◆ **Directions**
Using the records provided below, locate and copy each line that contains the word "крыши".

>> begin

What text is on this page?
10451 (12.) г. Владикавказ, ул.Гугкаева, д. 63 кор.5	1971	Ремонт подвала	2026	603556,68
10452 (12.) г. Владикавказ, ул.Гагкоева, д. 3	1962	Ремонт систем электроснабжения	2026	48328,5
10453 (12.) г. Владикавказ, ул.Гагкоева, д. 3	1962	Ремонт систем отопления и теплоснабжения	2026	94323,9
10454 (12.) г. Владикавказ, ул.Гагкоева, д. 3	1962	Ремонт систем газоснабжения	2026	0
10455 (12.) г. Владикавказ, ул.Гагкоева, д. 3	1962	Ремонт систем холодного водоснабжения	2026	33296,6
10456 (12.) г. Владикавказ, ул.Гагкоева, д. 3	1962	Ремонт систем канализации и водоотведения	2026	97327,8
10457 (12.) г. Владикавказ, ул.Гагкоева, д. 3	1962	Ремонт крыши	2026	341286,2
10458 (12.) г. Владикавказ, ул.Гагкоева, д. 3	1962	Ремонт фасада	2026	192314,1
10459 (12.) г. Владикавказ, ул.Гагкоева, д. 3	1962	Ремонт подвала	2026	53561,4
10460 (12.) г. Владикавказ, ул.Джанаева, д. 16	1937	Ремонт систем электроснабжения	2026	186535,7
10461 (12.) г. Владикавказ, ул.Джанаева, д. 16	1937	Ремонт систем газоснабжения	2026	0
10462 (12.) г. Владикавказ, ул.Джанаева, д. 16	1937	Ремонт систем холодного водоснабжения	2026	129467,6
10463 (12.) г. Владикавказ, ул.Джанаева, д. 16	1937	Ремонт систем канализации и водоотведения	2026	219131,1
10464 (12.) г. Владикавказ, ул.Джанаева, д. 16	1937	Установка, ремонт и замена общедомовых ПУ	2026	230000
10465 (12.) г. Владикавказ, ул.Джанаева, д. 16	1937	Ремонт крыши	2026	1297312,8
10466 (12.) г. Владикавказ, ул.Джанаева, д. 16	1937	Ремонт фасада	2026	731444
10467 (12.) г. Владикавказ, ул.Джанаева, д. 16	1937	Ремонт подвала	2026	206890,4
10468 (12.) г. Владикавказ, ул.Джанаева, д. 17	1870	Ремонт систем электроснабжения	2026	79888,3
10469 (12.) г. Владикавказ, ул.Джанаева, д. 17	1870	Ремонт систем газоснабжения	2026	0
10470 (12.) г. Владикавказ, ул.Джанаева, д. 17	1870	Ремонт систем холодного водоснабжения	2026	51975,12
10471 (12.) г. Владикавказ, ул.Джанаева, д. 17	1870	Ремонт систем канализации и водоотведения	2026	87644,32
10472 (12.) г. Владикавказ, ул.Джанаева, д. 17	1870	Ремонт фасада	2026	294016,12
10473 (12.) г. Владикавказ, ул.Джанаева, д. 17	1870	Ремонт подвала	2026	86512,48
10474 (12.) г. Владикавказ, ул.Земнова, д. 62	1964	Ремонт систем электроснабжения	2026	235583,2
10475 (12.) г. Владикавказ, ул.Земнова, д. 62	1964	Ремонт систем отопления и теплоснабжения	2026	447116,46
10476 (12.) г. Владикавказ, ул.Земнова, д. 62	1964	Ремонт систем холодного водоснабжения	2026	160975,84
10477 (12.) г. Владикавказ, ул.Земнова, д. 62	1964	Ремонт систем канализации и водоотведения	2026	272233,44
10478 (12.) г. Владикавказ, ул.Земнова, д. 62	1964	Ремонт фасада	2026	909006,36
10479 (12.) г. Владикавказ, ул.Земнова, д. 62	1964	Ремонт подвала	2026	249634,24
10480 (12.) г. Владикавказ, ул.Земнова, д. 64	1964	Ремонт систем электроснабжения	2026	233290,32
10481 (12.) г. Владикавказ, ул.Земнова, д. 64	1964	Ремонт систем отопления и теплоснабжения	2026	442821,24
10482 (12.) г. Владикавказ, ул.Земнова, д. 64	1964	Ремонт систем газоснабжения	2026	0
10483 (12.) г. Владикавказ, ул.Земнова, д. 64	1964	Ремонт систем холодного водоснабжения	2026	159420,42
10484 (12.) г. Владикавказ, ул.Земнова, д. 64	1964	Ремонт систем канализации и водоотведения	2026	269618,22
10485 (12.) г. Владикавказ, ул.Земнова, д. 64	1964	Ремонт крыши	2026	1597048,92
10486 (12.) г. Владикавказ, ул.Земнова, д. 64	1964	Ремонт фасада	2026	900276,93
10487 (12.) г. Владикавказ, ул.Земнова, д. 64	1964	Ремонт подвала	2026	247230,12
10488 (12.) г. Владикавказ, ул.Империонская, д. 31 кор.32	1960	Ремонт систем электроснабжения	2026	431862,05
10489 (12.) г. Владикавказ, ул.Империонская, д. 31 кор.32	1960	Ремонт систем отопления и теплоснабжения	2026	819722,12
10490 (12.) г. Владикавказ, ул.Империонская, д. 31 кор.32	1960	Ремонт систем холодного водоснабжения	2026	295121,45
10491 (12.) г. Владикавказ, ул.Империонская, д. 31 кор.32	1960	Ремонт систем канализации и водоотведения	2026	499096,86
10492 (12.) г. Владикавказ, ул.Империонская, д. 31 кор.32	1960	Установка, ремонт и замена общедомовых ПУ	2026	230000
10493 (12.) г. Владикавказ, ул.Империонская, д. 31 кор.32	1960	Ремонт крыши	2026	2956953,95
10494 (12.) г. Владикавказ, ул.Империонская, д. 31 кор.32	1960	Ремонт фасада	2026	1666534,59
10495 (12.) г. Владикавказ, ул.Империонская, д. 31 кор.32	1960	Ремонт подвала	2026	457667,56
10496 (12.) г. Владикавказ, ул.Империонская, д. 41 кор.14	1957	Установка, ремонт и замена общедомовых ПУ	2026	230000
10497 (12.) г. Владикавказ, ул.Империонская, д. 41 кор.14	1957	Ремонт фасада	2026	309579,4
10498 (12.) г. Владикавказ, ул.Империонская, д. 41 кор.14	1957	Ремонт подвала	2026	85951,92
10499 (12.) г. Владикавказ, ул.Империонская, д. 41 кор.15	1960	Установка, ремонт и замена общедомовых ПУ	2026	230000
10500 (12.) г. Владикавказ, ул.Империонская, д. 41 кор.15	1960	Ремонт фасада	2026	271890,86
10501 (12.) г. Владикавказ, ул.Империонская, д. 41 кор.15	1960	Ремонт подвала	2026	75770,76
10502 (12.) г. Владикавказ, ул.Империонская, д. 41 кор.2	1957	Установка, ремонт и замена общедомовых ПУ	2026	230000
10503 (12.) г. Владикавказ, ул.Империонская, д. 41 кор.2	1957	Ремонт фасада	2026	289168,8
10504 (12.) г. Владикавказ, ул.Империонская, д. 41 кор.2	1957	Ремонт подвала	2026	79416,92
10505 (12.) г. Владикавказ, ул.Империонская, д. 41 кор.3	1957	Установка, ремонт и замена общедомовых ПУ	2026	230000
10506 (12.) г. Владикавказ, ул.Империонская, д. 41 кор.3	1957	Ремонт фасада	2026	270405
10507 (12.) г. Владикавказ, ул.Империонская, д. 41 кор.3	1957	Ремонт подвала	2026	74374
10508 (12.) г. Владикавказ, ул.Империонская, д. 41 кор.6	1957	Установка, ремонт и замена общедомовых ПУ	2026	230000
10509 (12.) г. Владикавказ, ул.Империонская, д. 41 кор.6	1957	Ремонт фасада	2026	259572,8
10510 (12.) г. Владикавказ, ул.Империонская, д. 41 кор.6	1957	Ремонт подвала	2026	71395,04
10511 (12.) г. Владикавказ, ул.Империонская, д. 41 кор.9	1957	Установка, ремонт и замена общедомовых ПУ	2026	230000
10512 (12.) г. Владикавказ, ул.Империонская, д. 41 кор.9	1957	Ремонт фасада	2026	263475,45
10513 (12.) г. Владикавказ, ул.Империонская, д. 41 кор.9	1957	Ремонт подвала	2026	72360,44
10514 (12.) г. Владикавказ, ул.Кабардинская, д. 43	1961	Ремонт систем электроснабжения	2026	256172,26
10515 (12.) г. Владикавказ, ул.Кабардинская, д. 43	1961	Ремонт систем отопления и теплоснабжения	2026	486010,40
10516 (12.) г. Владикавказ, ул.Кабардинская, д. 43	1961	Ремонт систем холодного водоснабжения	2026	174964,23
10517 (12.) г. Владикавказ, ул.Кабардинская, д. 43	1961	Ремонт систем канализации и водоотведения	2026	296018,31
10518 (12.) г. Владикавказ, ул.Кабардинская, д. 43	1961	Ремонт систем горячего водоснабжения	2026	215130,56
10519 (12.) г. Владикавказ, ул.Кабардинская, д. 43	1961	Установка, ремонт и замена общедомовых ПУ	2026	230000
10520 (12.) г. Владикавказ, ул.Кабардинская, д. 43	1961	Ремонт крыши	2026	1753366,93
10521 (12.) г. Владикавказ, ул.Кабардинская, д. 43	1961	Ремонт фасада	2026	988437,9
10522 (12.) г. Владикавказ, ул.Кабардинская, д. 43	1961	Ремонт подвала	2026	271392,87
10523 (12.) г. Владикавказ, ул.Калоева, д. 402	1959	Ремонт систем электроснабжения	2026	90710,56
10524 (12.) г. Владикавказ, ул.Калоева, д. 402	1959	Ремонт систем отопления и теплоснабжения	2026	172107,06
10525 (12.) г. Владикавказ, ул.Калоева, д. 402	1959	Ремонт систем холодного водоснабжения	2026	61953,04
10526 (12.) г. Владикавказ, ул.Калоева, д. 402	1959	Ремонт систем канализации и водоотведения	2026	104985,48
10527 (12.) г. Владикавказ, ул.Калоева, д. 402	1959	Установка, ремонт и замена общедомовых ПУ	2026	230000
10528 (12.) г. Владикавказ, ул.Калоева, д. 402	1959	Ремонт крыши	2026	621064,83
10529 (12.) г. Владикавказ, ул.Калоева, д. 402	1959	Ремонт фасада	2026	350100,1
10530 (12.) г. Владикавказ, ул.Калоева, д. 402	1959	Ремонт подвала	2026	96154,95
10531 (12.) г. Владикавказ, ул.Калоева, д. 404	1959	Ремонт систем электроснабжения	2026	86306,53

>> end

◆ **Task result**
10457 (12.) г. Владикавказ, ул.Гагкоева, д. 3	1962	Ремонт крыши	2026	341286,2
10465 (12.) г. Владикавказ, ул.Джанаева, д. 16	1937	Ремонт крыши	2026	1297312,8
10485 (12.) г. Владикавказ, ул.Земнова, д. 64	1964	Ремонт крыши	2026	1597048,92
10493 (12.) г. Владикавказ, ул.Империонская, д. 31 кор.32	1960	Ремонт крыши	2026	2956953,95
10520 (12.) г. Владикавказ, ул.Кабардинская, д. 43	1961	Ремонт крыши	2026	1753366,93
10528 (12.) г. Владикавказ, ул.Калоева, д. 402	1959	Ремонт крыши	2026	621064,83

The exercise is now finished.